### [What is expected]
Extract the text of each entry below exactly, leaving every image behind.
Begin
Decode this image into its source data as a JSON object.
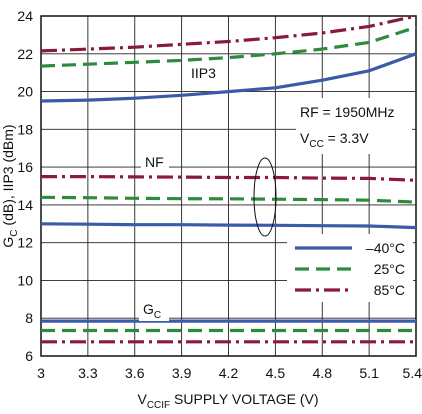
{
  "chart_data": {
    "type": "line",
    "xlabel_main": "V",
    "xlabel_sub": "CCIF",
    "xlabel_rest": " SUPPLY VOLTAGE (V)",
    "ylabel_g": "G",
    "ylabel_g_sub": "C",
    "ylabel_rest": " (dB), IIP3 (dBm)",
    "xlim": [
      3,
      5.4
    ],
    "ylim": [
      6,
      24
    ],
    "x_ticks": [
      "3",
      "3.3",
      "3.6",
      "3.9",
      "4.2",
      "4.5",
      "4.8",
      "5.1",
      "5.4"
    ],
    "y_ticks": [
      "6",
      "8",
      "10",
      "12",
      "14",
      "16",
      "18",
      "20",
      "22",
      "24"
    ],
    "grid": true,
    "legend_position": "bottom-right",
    "legend": [
      {
        "label": "–40°C",
        "color": "#3a5ba8",
        "dash": "solid"
      },
      {
        "label": "25°C",
        "color": "#2e8b3e",
        "dash": "dashed"
      },
      {
        "label": "85°C",
        "color": "#8b1a3a",
        "dash": "dashdot"
      }
    ],
    "annotations": {
      "iip3": "IIP3",
      "nf": "NF",
      "gc_main": "G",
      "gc_sub": "C",
      "rf": "RF = 1950MHz",
      "vcc_main": "V",
      "vcc_sub": "CC",
      "vcc_rest": " = 3.3V"
    },
    "x": [
      3.0,
      3.3,
      3.6,
      3.9,
      4.2,
      4.5,
      4.8,
      5.1,
      5.4
    ],
    "series": [
      {
        "group": "IIP3",
        "temp": "-40°C",
        "color": "#3a5ba8",
        "dash": "solid",
        "values": [
          19.5,
          19.55,
          19.65,
          19.8,
          20.0,
          20.2,
          20.6,
          21.1,
          22.0
        ]
      },
      {
        "group": "IIP3",
        "temp": "25°C",
        "color": "#2e8b3e",
        "dash": "dashed",
        "values": [
          21.35,
          21.45,
          21.55,
          21.65,
          21.8,
          22.0,
          22.25,
          22.6,
          23.4
        ]
      },
      {
        "group": "IIP3",
        "temp": "85°C",
        "color": "#8b1a3a",
        "dash": "dashdot",
        "values": [
          22.15,
          22.25,
          22.35,
          22.5,
          22.65,
          22.85,
          23.1,
          23.45,
          24.0
        ]
      },
      {
        "group": "NF",
        "temp": "-40°C",
        "color": "#3a5ba8",
        "dash": "solid",
        "values": [
          13.0,
          12.98,
          12.95,
          12.95,
          12.93,
          12.92,
          12.9,
          12.88,
          12.8
        ]
      },
      {
        "group": "NF",
        "temp": "25°C",
        "color": "#2e8b3e",
        "dash": "dashed",
        "values": [
          14.4,
          14.38,
          14.35,
          14.33,
          14.32,
          14.3,
          14.28,
          14.25,
          14.15
        ]
      },
      {
        "group": "NF",
        "temp": "85°C",
        "color": "#8b1a3a",
        "dash": "dashdot",
        "values": [
          15.5,
          15.5,
          15.48,
          15.47,
          15.45,
          15.45,
          15.42,
          15.4,
          15.3
        ]
      },
      {
        "group": "GC",
        "temp": "-40°C",
        "color": "#3a5ba8",
        "dash": "solid",
        "values": [
          7.85,
          7.85,
          7.85,
          7.85,
          7.85,
          7.85,
          7.85,
          7.85,
          7.85
        ]
      },
      {
        "group": "GC",
        "temp": "25°C",
        "color": "#2e8b3e",
        "dash": "dashed",
        "values": [
          7.35,
          7.35,
          7.35,
          7.35,
          7.35,
          7.35,
          7.35,
          7.35,
          7.35
        ]
      },
      {
        "group": "GC",
        "temp": "85°C",
        "color": "#8b1a3a",
        "dash": "dashdot",
        "values": [
          6.75,
          6.75,
          6.75,
          6.75,
          6.75,
          6.75,
          6.75,
          6.75,
          6.75
        ]
      }
    ]
  }
}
End
### [Answer in full]
Decode this image into its source data as a JSON object.
{
  "chart_data": {
    "type": "line",
    "xlabel_main": "V",
    "xlabel_sub": "CCIF",
    "xlabel_rest": " SUPPLY VOLTAGE (V)",
    "ylabel_g": "G",
    "ylabel_g_sub": "C",
    "ylabel_rest": " (dB), IIP3 (dBm)",
    "xlim": [
      3,
      5.4
    ],
    "ylim": [
      6,
      24
    ],
    "x_ticks": [
      "3",
      "3.3",
      "3.6",
      "3.9",
      "4.2",
      "4.5",
      "4.8",
      "5.1",
      "5.4"
    ],
    "y_ticks": [
      "6",
      "8",
      "10",
      "12",
      "14",
      "16",
      "18",
      "20",
      "22",
      "24"
    ],
    "grid": true,
    "legend_position": "bottom-right",
    "legend": [
      {
        "label": "–40°C",
        "color": "#3a5ba8",
        "dash": "solid"
      },
      {
        "label": "25°C",
        "color": "#2e8b3e",
        "dash": "dashed"
      },
      {
        "label": "85°C",
        "color": "#8b1a3a",
        "dash": "dashdot"
      }
    ],
    "annotations": {
      "iip3": "IIP3",
      "nf": "NF",
      "gc_main": "G",
      "gc_sub": "C",
      "rf": "RF = 1950MHz",
      "vcc_main": "V",
      "vcc_sub": "CC",
      "vcc_rest": " = 3.3V"
    },
    "x": [
      3.0,
      3.3,
      3.6,
      3.9,
      4.2,
      4.5,
      4.8,
      5.1,
      5.4
    ],
    "series": [
      {
        "group": "IIP3",
        "temp": "-40°C",
        "color": "#3a5ba8",
        "dash": "solid",
        "values": [
          19.5,
          19.55,
          19.65,
          19.8,
          20.0,
          20.2,
          20.6,
          21.1,
          22.0
        ]
      },
      {
        "group": "IIP3",
        "temp": "25°C",
        "color": "#2e8b3e",
        "dash": "dashed",
        "values": [
          21.35,
          21.45,
          21.55,
          21.65,
          21.8,
          22.0,
          22.25,
          22.6,
          23.4
        ]
      },
      {
        "group": "IIP3",
        "temp": "85°C",
        "color": "#8b1a3a",
        "dash": "dashdot",
        "values": [
          22.15,
          22.25,
          22.35,
          22.5,
          22.65,
          22.85,
          23.1,
          23.45,
          24.0
        ]
      },
      {
        "group": "NF",
        "temp": "-40°C",
        "color": "#3a5ba8",
        "dash": "solid",
        "values": [
          13.0,
          12.98,
          12.95,
          12.95,
          12.93,
          12.92,
          12.9,
          12.88,
          12.8
        ]
      },
      {
        "group": "NF",
        "temp": "25°C",
        "color": "#2e8b3e",
        "dash": "dashed",
        "values": [
          14.4,
          14.38,
          14.35,
          14.33,
          14.32,
          14.3,
          14.28,
          14.25,
          14.15
        ]
      },
      {
        "group": "NF",
        "temp": "85°C",
        "color": "#8b1a3a",
        "dash": "dashdot",
        "values": [
          15.5,
          15.5,
          15.48,
          15.47,
          15.45,
          15.45,
          15.42,
          15.4,
          15.3
        ]
      },
      {
        "group": "GC",
        "temp": "-40°C",
        "color": "#3a5ba8",
        "dash": "solid",
        "values": [
          7.85,
          7.85,
          7.85,
          7.85,
          7.85,
          7.85,
          7.85,
          7.85,
          7.85
        ]
      },
      {
        "group": "GC",
        "temp": "25°C",
        "color": "#2e8b3e",
        "dash": "dashed",
        "values": [
          7.35,
          7.35,
          7.35,
          7.35,
          7.35,
          7.35,
          7.35,
          7.35,
          7.35
        ]
      },
      {
        "group": "GC",
        "temp": "85°C",
        "color": "#8b1a3a",
        "dash": "dashdot",
        "values": [
          6.75,
          6.75,
          6.75,
          6.75,
          6.75,
          6.75,
          6.75,
          6.75,
          6.75
        ]
      }
    ]
  }
}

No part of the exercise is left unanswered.